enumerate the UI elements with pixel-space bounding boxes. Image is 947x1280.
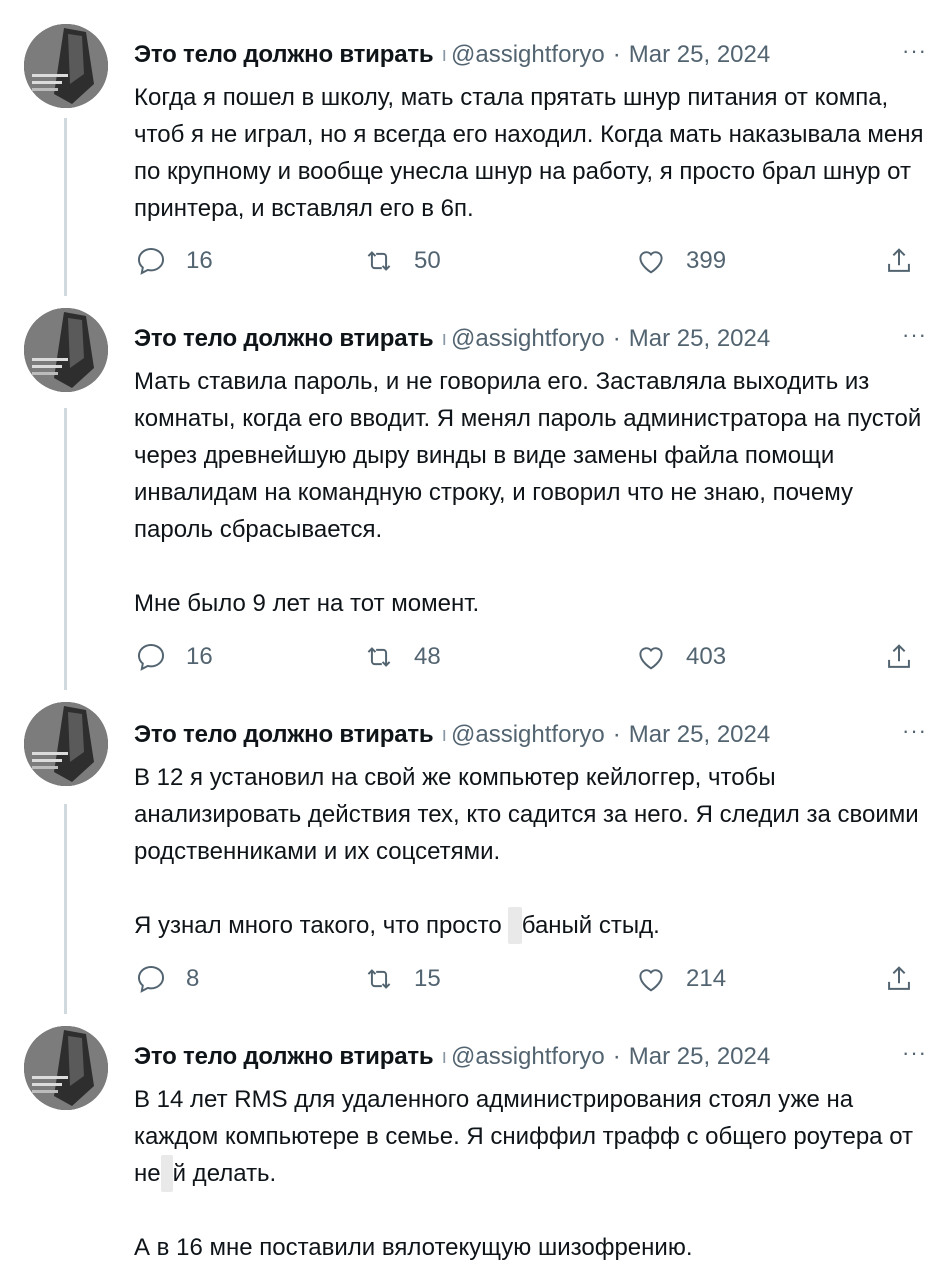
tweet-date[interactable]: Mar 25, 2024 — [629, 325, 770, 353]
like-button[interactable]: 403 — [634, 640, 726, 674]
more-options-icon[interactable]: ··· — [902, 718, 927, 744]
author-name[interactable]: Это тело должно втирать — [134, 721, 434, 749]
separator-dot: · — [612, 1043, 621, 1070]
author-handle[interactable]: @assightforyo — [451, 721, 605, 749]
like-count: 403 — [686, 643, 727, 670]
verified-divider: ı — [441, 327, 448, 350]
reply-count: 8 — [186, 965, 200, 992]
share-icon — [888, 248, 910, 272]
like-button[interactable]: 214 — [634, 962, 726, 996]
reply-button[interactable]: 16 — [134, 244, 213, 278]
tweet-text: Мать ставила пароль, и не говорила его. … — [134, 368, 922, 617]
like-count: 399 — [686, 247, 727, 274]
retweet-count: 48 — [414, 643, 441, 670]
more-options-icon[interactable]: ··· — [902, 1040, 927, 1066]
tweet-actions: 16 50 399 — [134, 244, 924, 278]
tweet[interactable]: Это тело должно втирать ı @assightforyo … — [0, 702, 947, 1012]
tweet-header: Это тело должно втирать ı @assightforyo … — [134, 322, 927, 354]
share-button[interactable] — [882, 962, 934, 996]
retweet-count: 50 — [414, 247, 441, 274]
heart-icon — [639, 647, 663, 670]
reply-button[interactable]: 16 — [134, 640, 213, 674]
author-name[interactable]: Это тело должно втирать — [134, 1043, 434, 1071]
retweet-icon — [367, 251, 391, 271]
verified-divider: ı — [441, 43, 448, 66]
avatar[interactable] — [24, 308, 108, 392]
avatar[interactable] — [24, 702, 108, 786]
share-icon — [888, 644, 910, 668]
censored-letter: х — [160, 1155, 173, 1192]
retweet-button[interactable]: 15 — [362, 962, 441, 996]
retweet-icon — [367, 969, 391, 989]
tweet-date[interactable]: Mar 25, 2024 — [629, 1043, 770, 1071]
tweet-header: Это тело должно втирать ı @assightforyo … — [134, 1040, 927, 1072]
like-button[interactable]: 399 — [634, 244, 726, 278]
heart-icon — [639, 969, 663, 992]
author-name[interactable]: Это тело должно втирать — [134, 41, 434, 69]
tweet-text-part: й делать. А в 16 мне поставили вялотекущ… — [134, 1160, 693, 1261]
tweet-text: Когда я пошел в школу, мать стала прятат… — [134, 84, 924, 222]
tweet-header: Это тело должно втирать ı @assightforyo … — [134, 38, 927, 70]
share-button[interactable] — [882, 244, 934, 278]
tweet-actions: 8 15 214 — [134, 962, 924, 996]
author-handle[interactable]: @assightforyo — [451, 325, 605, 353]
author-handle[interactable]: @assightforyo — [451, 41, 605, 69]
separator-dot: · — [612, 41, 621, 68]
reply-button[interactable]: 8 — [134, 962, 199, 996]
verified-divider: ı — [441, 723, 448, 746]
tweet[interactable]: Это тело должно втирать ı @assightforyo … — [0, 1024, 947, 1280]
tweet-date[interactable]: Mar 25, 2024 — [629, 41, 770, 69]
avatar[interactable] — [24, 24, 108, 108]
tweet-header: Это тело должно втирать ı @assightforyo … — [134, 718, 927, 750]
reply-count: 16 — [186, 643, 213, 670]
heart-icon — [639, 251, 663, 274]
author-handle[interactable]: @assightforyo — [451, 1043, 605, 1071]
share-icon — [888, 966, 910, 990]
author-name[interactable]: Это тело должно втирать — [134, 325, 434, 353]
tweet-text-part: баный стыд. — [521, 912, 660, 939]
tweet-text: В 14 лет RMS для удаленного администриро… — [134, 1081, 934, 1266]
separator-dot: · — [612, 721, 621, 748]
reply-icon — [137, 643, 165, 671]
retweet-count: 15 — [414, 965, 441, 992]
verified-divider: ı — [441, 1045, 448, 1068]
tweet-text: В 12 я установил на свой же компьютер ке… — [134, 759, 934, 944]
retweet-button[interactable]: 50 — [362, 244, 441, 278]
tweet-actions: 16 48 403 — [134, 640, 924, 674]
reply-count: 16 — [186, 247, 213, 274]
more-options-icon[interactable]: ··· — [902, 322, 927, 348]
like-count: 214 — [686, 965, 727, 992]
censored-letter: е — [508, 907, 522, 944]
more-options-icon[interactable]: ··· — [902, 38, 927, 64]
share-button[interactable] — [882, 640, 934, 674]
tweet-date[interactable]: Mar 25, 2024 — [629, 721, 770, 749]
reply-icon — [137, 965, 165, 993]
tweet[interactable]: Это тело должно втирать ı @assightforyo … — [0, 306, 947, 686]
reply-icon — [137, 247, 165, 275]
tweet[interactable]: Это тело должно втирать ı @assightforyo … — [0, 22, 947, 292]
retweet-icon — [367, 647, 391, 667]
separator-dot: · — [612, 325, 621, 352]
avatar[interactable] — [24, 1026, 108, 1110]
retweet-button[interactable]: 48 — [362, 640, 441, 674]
○ ○ ○ ○
SET EXERCISE
In the rows above, change "tweet-date" to "post-date" wherever it appears and keep every other line unchanged. Leave the pictures out.

SOLUTION BELOW
enumerate the UI elements with pixel-space bounding boxes. Image is 947x1280.
post-date[interactable]: Mar 25, 2024 — [629, 325, 770, 353]
like-button[interactable]: 403 — [634, 640, 726, 674]
more-options-icon[interactable]: ··· — [902, 718, 927, 744]
author-name[interactable]: Это тело должно втирать — [134, 721, 434, 749]
separator-dot: · — [612, 1043, 621, 1070]
author-handle[interactable]: @assightforyo — [451, 721, 605, 749]
like-count: 403 — [686, 643, 727, 670]
verified-divider: ı — [441, 327, 448, 350]
reply-count: 8 — [186, 965, 200, 992]
share-icon — [888, 248, 910, 272]
like-button[interactable]: 214 — [634, 962, 726, 996]
reply-button[interactable]: 16 — [134, 244, 213, 278]
tweet-text: Мать ставила пароль, и не говорила его. … — [134, 368, 922, 617]
like-count: 399 — [686, 247, 727, 274]
retweet-count: 48 — [414, 643, 441, 670]
more-options-icon[interactable]: ··· — [902, 1040, 927, 1066]
tweet-actions: 16 50 399 — [134, 244, 924, 278]
tweet[interactable]: Это тело должно втирать ı @assightforyo … — [0, 702, 947, 1012]
tweet-header: Это тело должно втирать ı @assightforyo … — [134, 322, 927, 354]
share-button[interactable] — [882, 962, 934, 996]
retweet-count: 50 — [414, 247, 441, 274]
heart-icon — [639, 647, 663, 670]
reply-button[interactable]: 16 — [134, 640, 213, 674]
author-name[interactable]: Это тело должно втирать — [134, 1043, 434, 1071]
retweet-icon — [367, 251, 391, 271]
verified-divider: ı — [441, 43, 448, 66]
avatar[interactable] — [24, 308, 108, 392]
avatar[interactable] — [24, 702, 108, 786]
share-icon — [888, 644, 910, 668]
censored-letter: х — [160, 1155, 173, 1192]
retweet-button[interactable]: 15 — [362, 962, 441, 996]
retweet-icon — [367, 969, 391, 989]
post-date[interactable]: Mar 25, 2024 — [629, 1043, 770, 1071]
tweet-header: Это тело должно втирать ı @assightforyo … — [134, 1040, 927, 1072]
like-button[interactable]: 399 — [634, 244, 726, 278]
heart-icon — [639, 969, 663, 992]
author-name[interactable]: Это тело должно втирать — [134, 41, 434, 69]
tweet-text-part: й делать. А в 16 мне поставили вялотекущ… — [134, 1160, 693, 1261]
tweet-text: Когда я пошел в школу, мать стала прятат… — [134, 84, 924, 222]
tweet-header: Это тело должно втирать ı @assightforyo … — [134, 38, 927, 70]
share-button[interactable] — [882, 244, 934, 278]
tweet-actions: 8 15 214 — [134, 962, 924, 996]
author-handle[interactable]: @assightforyo — [451, 325, 605, 353]
author-handle[interactable]: @assightforyo — [451, 41, 605, 69]
separator-dot: · — [612, 41, 621, 68]
reply-button[interactable]: 8 — [134, 962, 199, 996]
verified-divider: ı — [441, 723, 448, 746]
tweet[interactable]: Это тело должно втирать ı @assightforyo … — [0, 1024, 947, 1280]
post-date[interactable]: Mar 25, 2024 — [629, 41, 770, 69]
avatar[interactable] — [24, 24, 108, 108]
tweet-header: Это тело должно втирать ı @assightforyo … — [134, 718, 927, 750]
reply-count: 16 — [186, 643, 213, 670]
heart-icon — [639, 251, 663, 274]
author-handle[interactable]: @assightforyo — [451, 1043, 605, 1071]
share-icon — [888, 966, 910, 990]
author-name[interactable]: Это тело должно втирать — [134, 325, 434, 353]
tweet-text-part: баный стыд. — [521, 912, 660, 939]
tweet-text: В 14 лет RMS для удаленного администриро… — [134, 1081, 934, 1266]
separator-dot: · — [612, 721, 621, 748]
reply-icon — [137, 643, 165, 671]
retweet-count: 15 — [414, 965, 441, 992]
verified-divider: ı — [441, 1045, 448, 1068]
tweet-text: В 12 я установил на свой же компьютер ке… — [134, 759, 934, 944]
retweet-button[interactable]: 50 — [362, 244, 441, 278]
tweet-actions: 16 48 403 — [134, 640, 924, 674]
reply-count: 16 — [186, 247, 213, 274]
more-options-icon[interactable]: ··· — [902, 322, 927, 348]
like-count: 214 — [686, 965, 727, 992]
censored-letter: е — [508, 907, 522, 944]
more-options-icon[interactable]: ··· — [902, 38, 927, 64]
share-button[interactable] — [882, 640, 934, 674]
post-date[interactable]: Mar 25, 2024 — [629, 721, 770, 749]
reply-icon — [137, 965, 165, 993]
tweet[interactable]: Это тело должно втирать ı @assightforyo … — [0, 306, 947, 686]
reply-icon — [137, 247, 165, 275]
tweet[interactable]: Это тело должно втирать ı @assightforyo … — [0, 22, 947, 292]
retweet-icon — [367, 647, 391, 667]
separator-dot: · — [612, 325, 621, 352]
avatar[interactable] — [24, 1026, 108, 1110]
retweet-button[interactable]: 48 — [362, 640, 441, 674]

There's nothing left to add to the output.